### Problem description
Copy the listing verbatim, excluding any images found in it.

### Excerpted data
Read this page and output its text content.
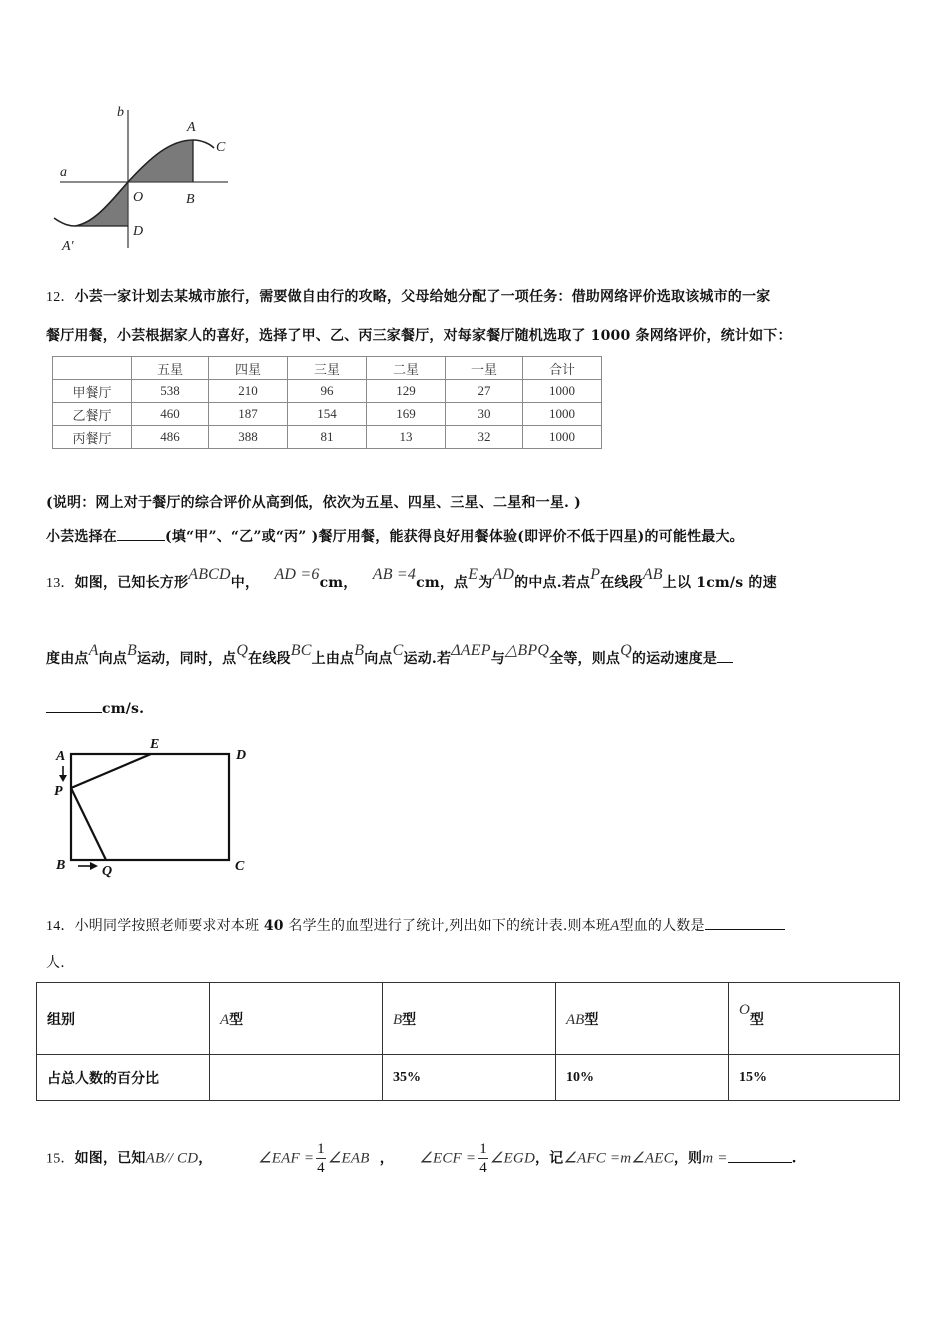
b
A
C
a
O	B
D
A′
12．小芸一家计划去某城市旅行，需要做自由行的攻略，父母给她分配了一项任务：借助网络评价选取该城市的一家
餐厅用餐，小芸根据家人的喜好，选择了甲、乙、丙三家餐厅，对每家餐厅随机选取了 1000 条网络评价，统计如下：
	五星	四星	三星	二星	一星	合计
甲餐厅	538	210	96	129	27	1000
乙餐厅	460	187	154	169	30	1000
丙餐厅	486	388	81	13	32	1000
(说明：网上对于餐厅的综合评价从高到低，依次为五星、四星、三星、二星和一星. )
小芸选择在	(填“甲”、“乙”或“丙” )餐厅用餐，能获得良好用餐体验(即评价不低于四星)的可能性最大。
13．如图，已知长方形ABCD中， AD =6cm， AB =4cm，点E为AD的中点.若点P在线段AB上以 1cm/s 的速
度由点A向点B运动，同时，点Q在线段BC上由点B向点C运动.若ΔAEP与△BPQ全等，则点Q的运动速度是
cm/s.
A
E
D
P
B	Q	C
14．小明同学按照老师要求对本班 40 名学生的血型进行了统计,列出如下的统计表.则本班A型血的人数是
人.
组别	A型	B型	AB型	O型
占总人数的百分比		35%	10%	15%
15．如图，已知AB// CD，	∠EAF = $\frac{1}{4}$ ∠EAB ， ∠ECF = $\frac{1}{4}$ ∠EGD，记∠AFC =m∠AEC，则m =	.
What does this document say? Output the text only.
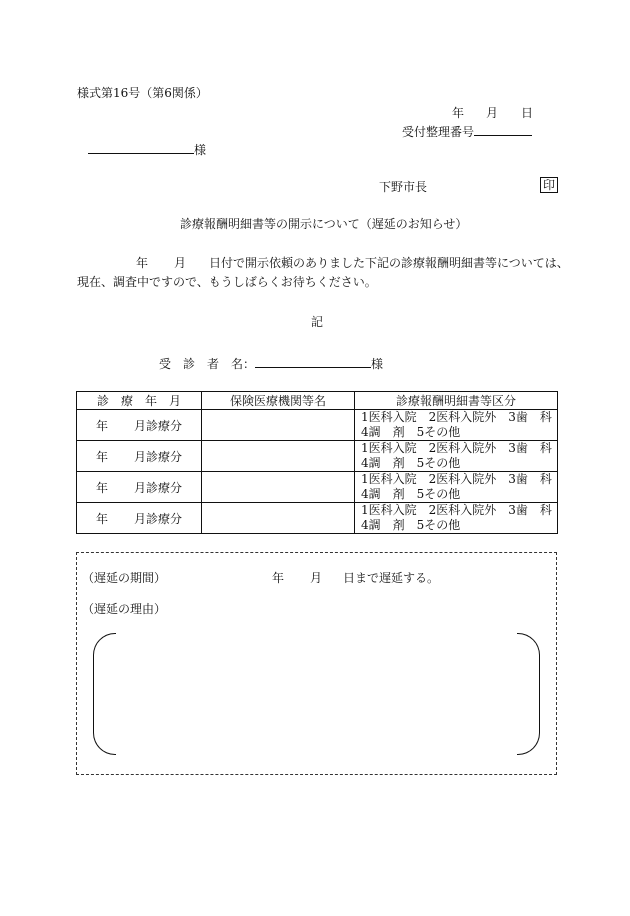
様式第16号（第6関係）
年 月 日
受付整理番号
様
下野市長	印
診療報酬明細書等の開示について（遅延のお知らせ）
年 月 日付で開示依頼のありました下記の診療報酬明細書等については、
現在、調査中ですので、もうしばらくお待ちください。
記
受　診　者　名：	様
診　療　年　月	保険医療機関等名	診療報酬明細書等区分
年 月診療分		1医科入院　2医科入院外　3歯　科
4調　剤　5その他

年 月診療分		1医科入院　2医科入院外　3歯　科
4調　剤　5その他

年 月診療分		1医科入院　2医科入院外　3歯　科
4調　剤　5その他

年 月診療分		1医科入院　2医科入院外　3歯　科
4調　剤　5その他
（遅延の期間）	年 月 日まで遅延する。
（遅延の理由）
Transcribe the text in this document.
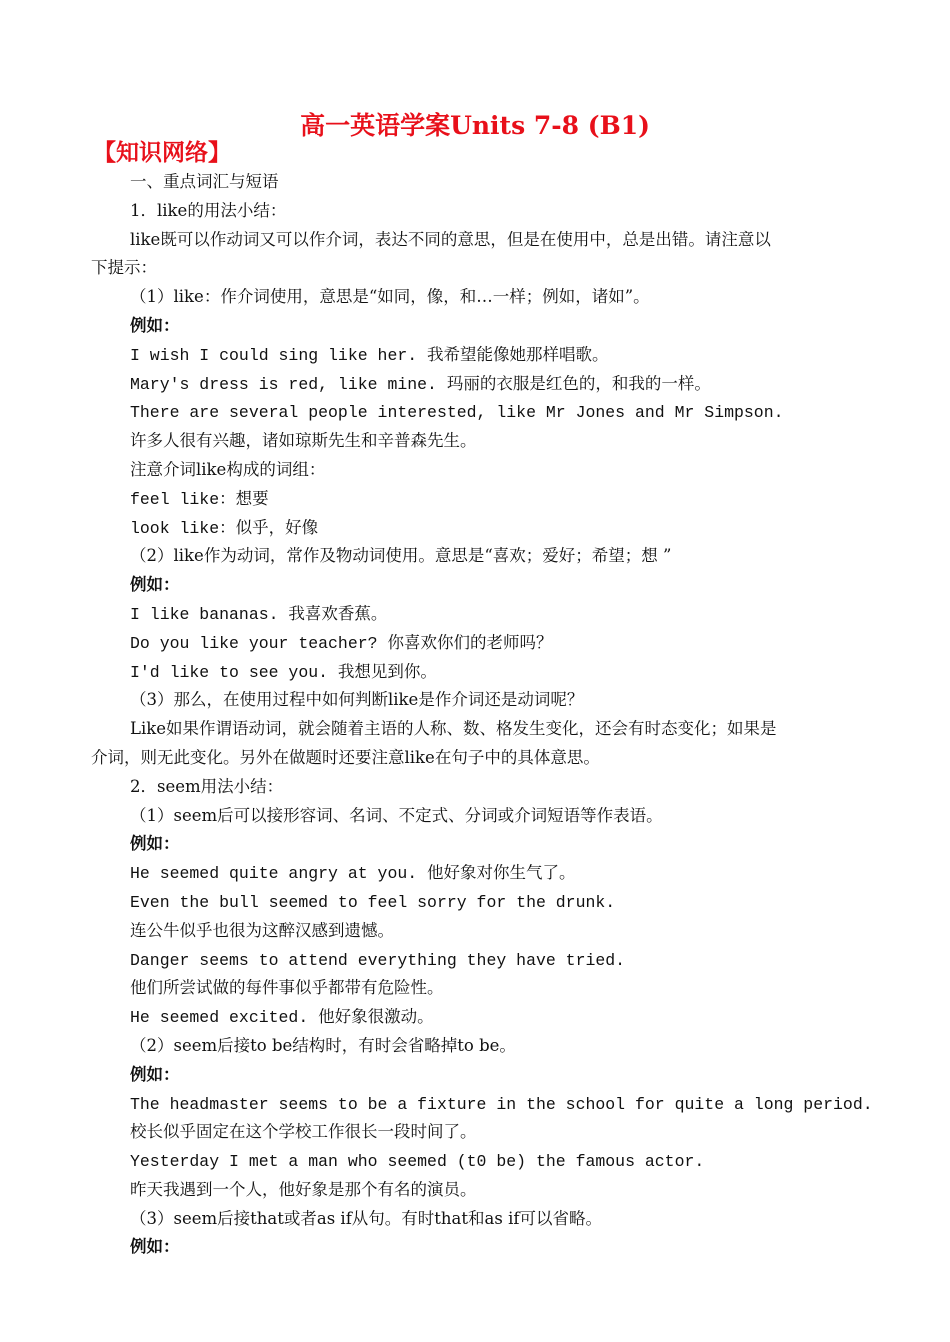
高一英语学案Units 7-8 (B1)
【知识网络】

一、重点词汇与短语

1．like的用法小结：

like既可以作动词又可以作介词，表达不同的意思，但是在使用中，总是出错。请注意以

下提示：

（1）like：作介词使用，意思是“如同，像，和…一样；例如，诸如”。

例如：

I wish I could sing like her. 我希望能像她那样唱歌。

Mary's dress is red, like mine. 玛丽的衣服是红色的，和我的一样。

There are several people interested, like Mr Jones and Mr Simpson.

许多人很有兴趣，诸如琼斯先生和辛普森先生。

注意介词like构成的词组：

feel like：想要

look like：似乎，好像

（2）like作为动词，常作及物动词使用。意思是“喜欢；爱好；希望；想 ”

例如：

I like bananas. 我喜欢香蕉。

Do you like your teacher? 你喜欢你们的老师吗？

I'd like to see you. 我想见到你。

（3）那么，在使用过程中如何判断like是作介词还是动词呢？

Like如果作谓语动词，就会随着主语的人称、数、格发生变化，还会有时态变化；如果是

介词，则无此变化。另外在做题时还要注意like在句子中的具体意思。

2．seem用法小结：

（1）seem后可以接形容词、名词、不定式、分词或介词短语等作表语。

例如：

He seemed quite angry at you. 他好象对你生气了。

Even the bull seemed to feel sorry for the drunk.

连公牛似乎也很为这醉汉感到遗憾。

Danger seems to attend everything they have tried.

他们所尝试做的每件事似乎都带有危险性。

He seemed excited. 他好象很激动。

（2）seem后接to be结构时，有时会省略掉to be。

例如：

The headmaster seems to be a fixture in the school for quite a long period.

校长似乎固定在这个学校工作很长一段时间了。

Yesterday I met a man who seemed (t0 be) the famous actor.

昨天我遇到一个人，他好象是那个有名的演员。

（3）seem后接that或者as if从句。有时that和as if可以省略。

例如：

### Solution to this exercise
Read this page and output its text content.
b
A
C
a
O	B
D
A′
12．小芸一家计划去某城市旅行，需要做自由行的攻略，父母给她分配了一项任务：借助网络评价选取该城市的一家
餐厅用餐，小芸根据家人的喜好，选择了甲、乙、丙三家餐厅，对每家餐厅随机选取了 1000 条网络评价，统计如下：
	五星	四星	三星	二星	一星	合计
甲餐厅	538	210	96	129	27	1000
乙餐厅	460	187	154	169	30	1000
丙餐厅	486	388	81	13	32	1000
(说明：网上对于餐厅的综合评价从高到低，依次为五星、四星、三星、二星和一星. )
小芸选择在	(填“甲”、“乙”或“丙” )餐厅用餐，能获得良好用餐体验(即评价不低于四星)的可能性最大。
13．如图，已知长方形ABCD中， AD =6cm， AB =4cm，点E为AD的中点.若点P在线段AB上以 1cm/s 的速
度由点A向点B运动，同时，点Q在线段BC上由点B向点C运动.若ΔAEP与△BPQ全等，则点Q的运动速度是
cm/s.
A
E
D
P
B	Q	C
14．小明同学按照老师要求对本班 40 名学生的血型进行了统计,列出如下的统计表.则本班A型血的人数是
人.
组别	A型	B型	AB型	O型
占总人数的百分比		35%	10%	15%
15．如图，已知AB// CD，	∠EAF = $\frac{1}{4}$ ∠EAB ， ∠ECF = $\frac{1}{4}$ ∠EGD，记∠AFC =m∠AEC，则m =	.
What does this document say? Output the text only.
様式第16号（第6関係）
年 月 日
受付整理番号
様
下野市長	印
診療報酬明細書等の開示について（遅延のお知らせ）
年 月 日付で開示依頼のありました下記の診療報酬明細書等については、
現在、調査中ですので、もうしばらくお待ちください。
記
受　診　者　名：	様
診　療　年　月	保険医療機関等名	診療報酬明細書等区分
年 月診療分		1医科入院　2医科入院外　3歯　科
4調　剤　5その他

年 月診療分		1医科入院　2医科入院外　3歯　科
4調　剤　5その他

年 月診療分		1医科入院　2医科入院外　3歯　科
4調　剤　5その他

年 月診療分		1医科入院　2医科入院外　3歯　科
4調　剤　5その他
（遅延の期間）	年 月 日まで遅延する。
（遅延の理由）
Transcribe the text in this document.
高一英语学案Units 7-8 (B1)
【知识网络】

一、重点词汇与短语

1．like的用法小结：

like既可以作动词又可以作介词，表达不同的意思，但是在使用中，总是出错。请注意以

下提示：

（1）like：作介词使用，意思是“如同，像，和…一样；例如，诸如”。

例如：

I wish I could sing like her. 我希望能像她那样唱歌。

Mary's dress is red, like mine. 玛丽的衣服是红色的，和我的一样。

There are several people interested, like Mr Jones and Mr Simpson.

许多人很有兴趣，诸如琼斯先生和辛普森先生。

注意介词like构成的词组：

feel like：想要

look like：似乎，好像

（2）like作为动词，常作及物动词使用。意思是“喜欢；爱好；希望；想 ”

例如：

I like bananas. 我喜欢香蕉。

Do you like your teacher? 你喜欢你们的老师吗？

I'd like to see you. 我想见到你。

（3）那么，在使用过程中如何判断like是作介词还是动词呢？

Like如果作谓语动词，就会随着主语的人称、数、格发生变化，还会有时态变化；如果是

介词，则无此变化。另外在做题时还要注意like在句子中的具体意思。

2．seem用法小结：

（1）seem后可以接形容词、名词、不定式、分词或介词短语等作表语。

例如：

He seemed quite angry at you. 他好象对你生气了。

Even the bull seemed to feel sorry for the drunk.

连公牛似乎也很为这醉汉感到遗憾。

Danger seems to attend everything they have tried.

他们所尝试做的每件事似乎都带有危险性。

He seemed excited. 他好象很激动。

（2）seem后接to be结构时，有时会省略掉to be。

例如：

The headmaster seems to be a fixture in the school for quite a long period.

校长似乎固定在这个学校工作很长一段时间了。

Yesterday I met a man who seemed (t0 be) the famous actor.

昨天我遇到一个人，他好象是那个有名的演员。

（3）seem后接that或者as if从句。有时that和as if可以省略。

例如：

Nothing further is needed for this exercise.